TEXT:
We dare not become casual by our contact we have with the Lord.  Intimacy is obvious, but it must be done with certain precautions.  He asks for us to respond with a sense of holiness.  It is vitally important to Him, and it is vital for us.  We must honor Him as the One who is holy.

The closer we come, the more significant our response.  We are carefully monitored, to see what we will do after we confront the reality of Him.  He insists that we should honor Him as ‘holy’.  He passionately desires and requests that we do what is appropriate and honorable as we meet Him.

Giving Him honor is critical.  It should be the first thought of every man or woman who presses in to know Him.  Honoring Him as holy is not regarded as an option to be debated or brought out for consideration.  It is essential to follow Him faithfully.

We live with ‘lightning’, and a flamethrower, it seems.  He is a tiger who we have grabbed by the tail, we have but a few options.  One is too release our hold and let Him go.  The second is too hold on to Him with all our strength.  He loves those who make the second choice.  Grab hold of the Lord Jesus, and hang on for dear life!

“Who among us shall dwell with the devouring fire?
Who among us shall dwell with everlasting burnings?”

Isaiah 33:14, NKJV

He is dangerous, but in a good way.

INSTRUCTION 1:
Print everything in the devotional text from "We live with" down to "the devouring fire?".
INSTRUCTION 2:
Which chapter and verse of Isaiah does the devotional text quote?

DATASET SECTION:
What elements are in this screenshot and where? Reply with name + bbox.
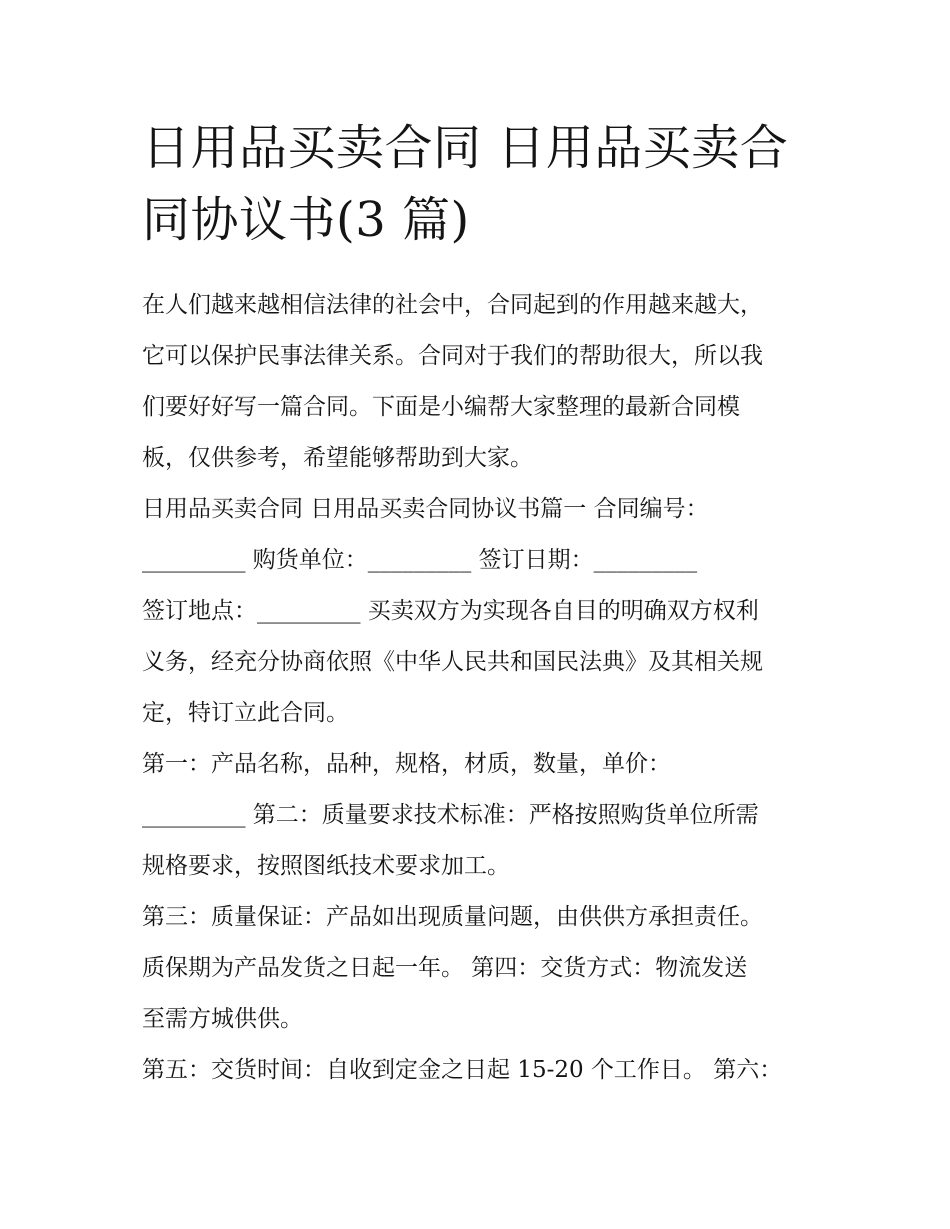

FINAL ANSWER 1:
We live with ‘lightning’, and a flamethrower, it seems.  He is a tiger who we have grabbed by the tail, we have but a few options.  One is too release our hold and let Him go.  The second is too hold on to Him with all our strength.  He loves those who make the second choice.  Grab hold of the Lord Jesus, and hang on for dear life!

“Who among us shall dwell with the devouring fire?

FINAL ANSWER 2:
Isaiah 33:14, NKJV